◆ Selection ◆
WHEREAS, the parties desire to expand their business relationship and are entering into this Amendment for the purpose of outlining the scope of, and the terms and conditions applicable to, certain new services that will also be governed by the Agreement.
NOW, THEREFORE, in consideration of the foregoing and other valuable consideration, the receipt and adequacy of which are hereby acknowledged, the parties agree as follows:
1. Term Extension. The initial term of the Agreement shall be extended for an additional twenty-four (24) months, with the new expiration date being December 3, 2006.
2. Additional Service. Licensee shall release an additional service for on-demand Flash video streaming for HTML authoring which shall be based on the Service as defined in the Original Agreement (the "Additional Service").
3. Licensee shall be subject to the licensing terms and restrictions as stated in the Agreement relating to the Additional Service.
4. The pricing of the Additional Service shall be at the sole discretion of Licensee, as the same may be changed from time to time; provided however, that Licensee shall pay to Macromedia the greater of (i) *** and (ii) *** (the greater of which shall be the "Additional Service Licensing Fee"). Licensee shall pay Macromedia the Support and Maintenance Fee described in the Agreement for the Additional Services (which Support and Maintenance Fee is included in the Additional Service Licensing Fee). The Payment Terms described in Section 3 of the Original Agreement shall apply to all payments by Licensee to Macromedia for the Additional Service.
5. The parties anticipate that the features included in the Additional Service may include the following:
- A single plan with *** MB storage and *** GB monthly transfer.
- Content delivery from a single node and may be on demand only.
- The product will support the Macromedia Flash Player 6 or higher.
- All customer contracts will be on a month-to-month basis, and may be offered without a service level agreement.
- All service fees will be billed at the start of each month and are non-refundable in any amount in the event of cancellation prior to month's end.
- Customer support will be provided via web based e-mail, without any phone support.
- Service is expected to sell for USD$*** per month.
Notwithstanding the above-mentioned potential features of the Additional Service, Customers shall not receive access to, nor be able to modify in any way, the Software, or any component of the Software. Additionally, Licensee shall only use the Software for Customers that pay for the Additional Service, except for Customers using the Additional Service during a free trial period (which shall not exceed *** days per Customer).
Macromedia shall be afforded a reasonable opportunity to review and provide comments to the final feature set of the Additional Service, and any material update or upgrade thereto.
6. Licensee will deliver a full release of the Additional Service to Macromedia on or before August 9, 2004. Thereafter, Macromedia shall use its commercially reasonable efforts to test the release, provide feedback to Licensee, sign-off on the release and mutually commit with Licensee to a launch date of on or before August 16, 2004.
7. Marketing Consideration. Macromedia agrees that during a video tool kit campaign to commence on or about August 2004 (the "Campaign"), Macromedia's marketing and promotional materials relating to the Campaign (including event presentations, Web site announcements, e-mail announcements, reviewers guides, advertisements, product datasheets, product packaging, case studies and developer kits, if any) shall include "powered by VitalStream" in text or logo treatment immediately following the first reference to the Additional Service, or similar attribution to Licensee as may reasonably be requested by Licensee during the Campaign.

◆ Required work ◆
a) Update the stretch of the amendment from "3. Licensee shall" through "for the Additional Service.", putting "Maintenance and Support Fee" wherever "Support and Maintenance Fee" appears.
b) Decide whether each statement agrees with the amendment, answering yes or no and quoting the words that settle it: (i) the initial term of the Agreement is lengthened by twenty-four months; (ii) customers of the Additional Service may receive phone support; (iii) the product will support Macromedia Flash Player 5.
c) Carry the amendment forward from its final sentence.
The material placed after the amendment comes from a separate source.

[Element and coordinate records]
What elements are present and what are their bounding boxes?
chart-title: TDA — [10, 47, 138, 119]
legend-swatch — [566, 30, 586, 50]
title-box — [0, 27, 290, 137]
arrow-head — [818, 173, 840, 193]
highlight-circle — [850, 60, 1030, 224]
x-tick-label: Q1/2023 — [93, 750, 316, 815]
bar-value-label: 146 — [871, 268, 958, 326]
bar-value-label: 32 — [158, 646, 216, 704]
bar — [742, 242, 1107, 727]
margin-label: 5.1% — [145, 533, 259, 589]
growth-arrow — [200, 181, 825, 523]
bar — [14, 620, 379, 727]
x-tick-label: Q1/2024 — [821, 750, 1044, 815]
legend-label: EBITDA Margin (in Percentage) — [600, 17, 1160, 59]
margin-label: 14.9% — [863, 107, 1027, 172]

◆ Results for each task ◆
a)
3. Licensee shall be subject to the licensing terms and restrictions as stated in the Agreement relating to the Additional Service.
4. The pricing of the Additional Service shall be at the sole discretion of Licensee, as the same may be changed from time to time; provided however, that Licensee shall pay to Macromedia the greater of (i) *** and (ii) *** (the greater of which shall be the "Additional Service Licensing Fee"). Licensee shall pay Macromedia the Maintenance and Support Fee described in the Agreement for the Additional Services (which Maintenance and Support Fee is included in the Additional Service Licensing Fee). The Payment Terms described in Section 3 of the Original Agreement shall apply to all payments by Licensee to Macromedia for the Additional Service.

b)
(i) Yes: "extended for an additional twenty-four (24) months"
(ii) No: "without any phone support"
(iii) No: "the Macromedia Flash Player 6 or higher"

c)
In addition, Macromedia shall
(i) Mention the Additional Service on any offer landing page;
(ii) Mention the Service and the Additional Service on a video partner page linked to from the Flash Development Center page on the xxxxxxxxxx.xxx website; and
(iii) Integrate the Additional Service into the video section of Flash product pages.
Additionally, Macromedia will provide Licensee with a license to Macromedia Breeze Live for five concurrent users (hosted by Macromedia) for the sole purpose of demonstrating the Service. Licensee agrees to host Macromedia Flash Video examples on Licensee's premium Service, provided that the volume of Flash Video transfer is not to exceed 1 TB per month for 12 months.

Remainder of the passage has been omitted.